→ **What you have to do**
Gather the lines below that include the string "жилых", copying each in full.

→ **Information shown**

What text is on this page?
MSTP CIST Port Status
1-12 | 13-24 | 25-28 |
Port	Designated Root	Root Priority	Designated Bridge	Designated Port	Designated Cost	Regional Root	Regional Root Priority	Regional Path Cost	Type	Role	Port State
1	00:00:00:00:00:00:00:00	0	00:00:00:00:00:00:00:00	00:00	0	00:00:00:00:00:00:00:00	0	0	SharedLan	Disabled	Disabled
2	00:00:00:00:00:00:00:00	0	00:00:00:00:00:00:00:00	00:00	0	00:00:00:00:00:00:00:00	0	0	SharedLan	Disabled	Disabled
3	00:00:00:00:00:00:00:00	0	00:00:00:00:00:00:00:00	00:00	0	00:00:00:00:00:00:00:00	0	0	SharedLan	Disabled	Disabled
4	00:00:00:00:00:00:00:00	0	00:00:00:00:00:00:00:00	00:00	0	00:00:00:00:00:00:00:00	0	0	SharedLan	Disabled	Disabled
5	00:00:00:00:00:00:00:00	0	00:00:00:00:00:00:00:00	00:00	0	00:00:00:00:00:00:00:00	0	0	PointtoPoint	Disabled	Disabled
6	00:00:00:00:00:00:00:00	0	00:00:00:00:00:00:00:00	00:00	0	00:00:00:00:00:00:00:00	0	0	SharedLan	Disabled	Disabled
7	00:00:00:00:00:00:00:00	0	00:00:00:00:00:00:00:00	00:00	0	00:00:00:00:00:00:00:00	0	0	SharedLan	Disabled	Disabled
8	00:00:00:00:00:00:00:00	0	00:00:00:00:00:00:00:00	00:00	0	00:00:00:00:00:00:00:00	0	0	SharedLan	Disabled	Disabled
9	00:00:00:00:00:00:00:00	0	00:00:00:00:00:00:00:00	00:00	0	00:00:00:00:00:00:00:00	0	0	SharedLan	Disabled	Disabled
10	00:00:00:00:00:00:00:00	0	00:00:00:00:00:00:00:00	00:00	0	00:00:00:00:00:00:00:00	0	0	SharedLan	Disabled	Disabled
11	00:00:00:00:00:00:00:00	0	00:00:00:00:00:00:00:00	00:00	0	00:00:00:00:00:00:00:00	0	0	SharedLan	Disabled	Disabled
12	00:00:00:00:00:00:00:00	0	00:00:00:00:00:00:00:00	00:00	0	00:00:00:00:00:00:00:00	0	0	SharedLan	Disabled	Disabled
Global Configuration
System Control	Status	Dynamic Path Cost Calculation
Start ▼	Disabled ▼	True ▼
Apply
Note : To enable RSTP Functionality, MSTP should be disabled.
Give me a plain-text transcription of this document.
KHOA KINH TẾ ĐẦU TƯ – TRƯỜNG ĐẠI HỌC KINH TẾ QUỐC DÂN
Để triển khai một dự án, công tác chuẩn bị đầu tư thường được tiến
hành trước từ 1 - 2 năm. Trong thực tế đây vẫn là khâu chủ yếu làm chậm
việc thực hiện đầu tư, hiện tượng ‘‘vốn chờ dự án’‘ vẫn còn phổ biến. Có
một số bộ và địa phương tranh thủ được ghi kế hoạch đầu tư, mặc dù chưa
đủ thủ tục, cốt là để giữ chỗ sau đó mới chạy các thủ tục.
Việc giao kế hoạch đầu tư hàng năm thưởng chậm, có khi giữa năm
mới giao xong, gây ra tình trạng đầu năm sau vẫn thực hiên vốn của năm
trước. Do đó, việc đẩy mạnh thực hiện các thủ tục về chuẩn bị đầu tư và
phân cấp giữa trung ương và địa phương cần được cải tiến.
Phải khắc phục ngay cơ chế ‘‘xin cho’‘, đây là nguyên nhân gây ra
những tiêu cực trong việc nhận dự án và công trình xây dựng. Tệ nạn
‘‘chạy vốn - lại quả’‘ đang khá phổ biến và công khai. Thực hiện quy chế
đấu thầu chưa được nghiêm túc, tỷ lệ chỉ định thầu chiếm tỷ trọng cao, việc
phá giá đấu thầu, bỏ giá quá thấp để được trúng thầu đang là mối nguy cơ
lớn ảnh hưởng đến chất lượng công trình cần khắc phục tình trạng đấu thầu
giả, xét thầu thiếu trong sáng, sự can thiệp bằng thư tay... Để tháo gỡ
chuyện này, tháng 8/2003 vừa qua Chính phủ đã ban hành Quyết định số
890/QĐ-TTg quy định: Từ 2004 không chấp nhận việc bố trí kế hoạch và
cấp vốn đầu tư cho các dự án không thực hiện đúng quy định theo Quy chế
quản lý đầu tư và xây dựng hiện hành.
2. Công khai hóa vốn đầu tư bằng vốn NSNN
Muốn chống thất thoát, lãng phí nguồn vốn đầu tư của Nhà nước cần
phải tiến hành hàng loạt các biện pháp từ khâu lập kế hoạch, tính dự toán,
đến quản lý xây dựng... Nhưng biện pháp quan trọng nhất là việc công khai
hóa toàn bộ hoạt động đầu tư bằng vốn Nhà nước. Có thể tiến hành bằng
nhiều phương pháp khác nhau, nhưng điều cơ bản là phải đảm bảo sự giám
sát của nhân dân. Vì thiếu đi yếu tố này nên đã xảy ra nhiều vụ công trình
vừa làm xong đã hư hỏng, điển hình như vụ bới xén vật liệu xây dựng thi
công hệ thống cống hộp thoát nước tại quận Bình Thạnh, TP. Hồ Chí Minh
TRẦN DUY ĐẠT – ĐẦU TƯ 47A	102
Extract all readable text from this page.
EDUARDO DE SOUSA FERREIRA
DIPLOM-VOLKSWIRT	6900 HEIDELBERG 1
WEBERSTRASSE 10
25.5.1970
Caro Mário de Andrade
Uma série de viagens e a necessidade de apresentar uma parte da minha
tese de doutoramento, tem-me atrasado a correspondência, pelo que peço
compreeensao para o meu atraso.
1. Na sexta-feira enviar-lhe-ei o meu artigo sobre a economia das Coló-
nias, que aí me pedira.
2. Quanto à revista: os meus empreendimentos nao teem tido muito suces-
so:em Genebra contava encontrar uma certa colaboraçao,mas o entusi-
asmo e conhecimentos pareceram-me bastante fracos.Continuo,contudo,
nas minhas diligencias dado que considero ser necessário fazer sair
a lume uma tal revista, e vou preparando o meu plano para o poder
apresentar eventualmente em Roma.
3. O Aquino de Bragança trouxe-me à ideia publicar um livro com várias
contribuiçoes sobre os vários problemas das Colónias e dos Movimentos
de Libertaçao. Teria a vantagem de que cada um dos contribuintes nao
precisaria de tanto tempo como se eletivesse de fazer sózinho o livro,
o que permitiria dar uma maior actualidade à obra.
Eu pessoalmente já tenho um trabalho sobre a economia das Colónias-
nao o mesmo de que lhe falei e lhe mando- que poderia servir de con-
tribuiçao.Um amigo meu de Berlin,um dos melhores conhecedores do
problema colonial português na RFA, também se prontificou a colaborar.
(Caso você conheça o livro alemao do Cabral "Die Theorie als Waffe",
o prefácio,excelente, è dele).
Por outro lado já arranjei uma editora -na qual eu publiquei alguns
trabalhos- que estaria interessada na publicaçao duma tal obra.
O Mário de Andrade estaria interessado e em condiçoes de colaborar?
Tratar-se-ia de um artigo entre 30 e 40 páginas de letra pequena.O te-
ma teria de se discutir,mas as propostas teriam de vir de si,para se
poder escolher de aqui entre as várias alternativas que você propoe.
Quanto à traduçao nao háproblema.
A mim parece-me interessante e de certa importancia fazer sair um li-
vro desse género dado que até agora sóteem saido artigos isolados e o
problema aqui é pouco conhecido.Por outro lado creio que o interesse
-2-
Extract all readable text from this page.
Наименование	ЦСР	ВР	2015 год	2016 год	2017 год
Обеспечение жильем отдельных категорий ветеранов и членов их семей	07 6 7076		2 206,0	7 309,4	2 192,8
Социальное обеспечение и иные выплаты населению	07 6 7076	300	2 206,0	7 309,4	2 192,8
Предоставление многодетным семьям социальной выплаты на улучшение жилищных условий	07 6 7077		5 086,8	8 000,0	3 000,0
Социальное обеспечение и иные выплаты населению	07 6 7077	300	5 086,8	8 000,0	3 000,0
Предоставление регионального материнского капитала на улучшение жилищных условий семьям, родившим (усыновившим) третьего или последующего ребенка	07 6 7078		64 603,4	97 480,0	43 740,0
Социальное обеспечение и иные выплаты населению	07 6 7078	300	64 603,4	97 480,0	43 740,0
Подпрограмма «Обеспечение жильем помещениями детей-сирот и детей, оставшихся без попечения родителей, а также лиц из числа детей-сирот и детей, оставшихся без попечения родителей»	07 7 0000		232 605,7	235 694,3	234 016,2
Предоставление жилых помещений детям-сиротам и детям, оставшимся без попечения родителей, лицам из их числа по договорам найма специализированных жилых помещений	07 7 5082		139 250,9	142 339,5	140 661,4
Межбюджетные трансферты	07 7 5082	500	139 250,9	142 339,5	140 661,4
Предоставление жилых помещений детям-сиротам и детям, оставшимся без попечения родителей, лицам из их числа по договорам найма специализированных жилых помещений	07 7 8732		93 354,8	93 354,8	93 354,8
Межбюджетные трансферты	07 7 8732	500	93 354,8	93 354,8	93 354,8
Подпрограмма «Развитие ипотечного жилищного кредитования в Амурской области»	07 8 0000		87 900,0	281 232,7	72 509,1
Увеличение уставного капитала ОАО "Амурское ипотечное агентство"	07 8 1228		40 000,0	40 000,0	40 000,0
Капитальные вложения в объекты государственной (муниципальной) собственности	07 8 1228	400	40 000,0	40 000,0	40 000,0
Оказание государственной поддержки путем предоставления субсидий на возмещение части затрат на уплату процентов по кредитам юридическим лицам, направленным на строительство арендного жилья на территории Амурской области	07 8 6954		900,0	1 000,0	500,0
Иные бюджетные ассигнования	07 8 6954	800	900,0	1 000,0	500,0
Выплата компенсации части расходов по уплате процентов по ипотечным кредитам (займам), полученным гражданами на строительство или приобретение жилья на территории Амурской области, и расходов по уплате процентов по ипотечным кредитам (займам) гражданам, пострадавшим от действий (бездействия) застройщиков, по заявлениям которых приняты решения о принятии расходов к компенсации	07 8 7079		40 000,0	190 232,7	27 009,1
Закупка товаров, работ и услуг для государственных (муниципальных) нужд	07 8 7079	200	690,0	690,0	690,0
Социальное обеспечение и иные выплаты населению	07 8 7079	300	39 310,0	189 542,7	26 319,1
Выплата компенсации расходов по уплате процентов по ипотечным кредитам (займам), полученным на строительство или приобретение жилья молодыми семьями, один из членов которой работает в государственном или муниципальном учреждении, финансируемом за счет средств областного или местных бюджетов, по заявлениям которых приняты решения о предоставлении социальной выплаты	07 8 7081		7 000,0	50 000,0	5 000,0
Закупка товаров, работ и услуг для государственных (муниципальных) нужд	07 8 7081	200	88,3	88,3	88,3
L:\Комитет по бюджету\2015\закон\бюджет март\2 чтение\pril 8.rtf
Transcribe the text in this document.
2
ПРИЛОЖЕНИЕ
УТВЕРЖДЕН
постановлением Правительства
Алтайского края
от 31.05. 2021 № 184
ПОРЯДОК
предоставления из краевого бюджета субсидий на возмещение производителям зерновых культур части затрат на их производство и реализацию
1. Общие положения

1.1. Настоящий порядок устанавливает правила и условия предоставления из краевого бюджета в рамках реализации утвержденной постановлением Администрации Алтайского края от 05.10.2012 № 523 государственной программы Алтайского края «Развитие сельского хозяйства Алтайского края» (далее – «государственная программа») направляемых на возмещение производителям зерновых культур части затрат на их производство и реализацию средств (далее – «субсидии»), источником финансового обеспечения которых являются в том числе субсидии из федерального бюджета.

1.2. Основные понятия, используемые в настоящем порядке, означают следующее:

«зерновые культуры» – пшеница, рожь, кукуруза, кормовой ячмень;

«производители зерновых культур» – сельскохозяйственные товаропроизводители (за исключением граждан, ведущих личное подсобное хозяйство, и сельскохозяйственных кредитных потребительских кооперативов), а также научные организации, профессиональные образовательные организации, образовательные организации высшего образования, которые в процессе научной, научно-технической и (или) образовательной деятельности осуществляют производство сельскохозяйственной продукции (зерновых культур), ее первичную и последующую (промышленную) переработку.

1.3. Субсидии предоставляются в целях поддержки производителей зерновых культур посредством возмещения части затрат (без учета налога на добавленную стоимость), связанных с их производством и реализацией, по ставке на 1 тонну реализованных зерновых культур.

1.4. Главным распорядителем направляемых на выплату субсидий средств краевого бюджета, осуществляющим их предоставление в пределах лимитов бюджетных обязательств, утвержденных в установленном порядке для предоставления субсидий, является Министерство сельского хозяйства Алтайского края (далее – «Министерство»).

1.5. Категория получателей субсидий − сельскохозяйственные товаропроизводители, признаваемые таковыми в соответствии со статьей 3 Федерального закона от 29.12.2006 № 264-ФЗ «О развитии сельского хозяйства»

→ **Written solution**
Предоставление жилых помещений детям-сиротам и детям, оставшимся без попечения родителей, лицам из их числа по договорам найма специализированных жилых помещений	07 7 5082		139 250,9	142 339,5	140 661,4
Предоставление жилых помещений детям-сиротам и детям, оставшимся без попечения родителей, лицам из их числа по договорам найма специализированных жилых помещений	07 7 8732		93 354,8	93 354,8	93 354,8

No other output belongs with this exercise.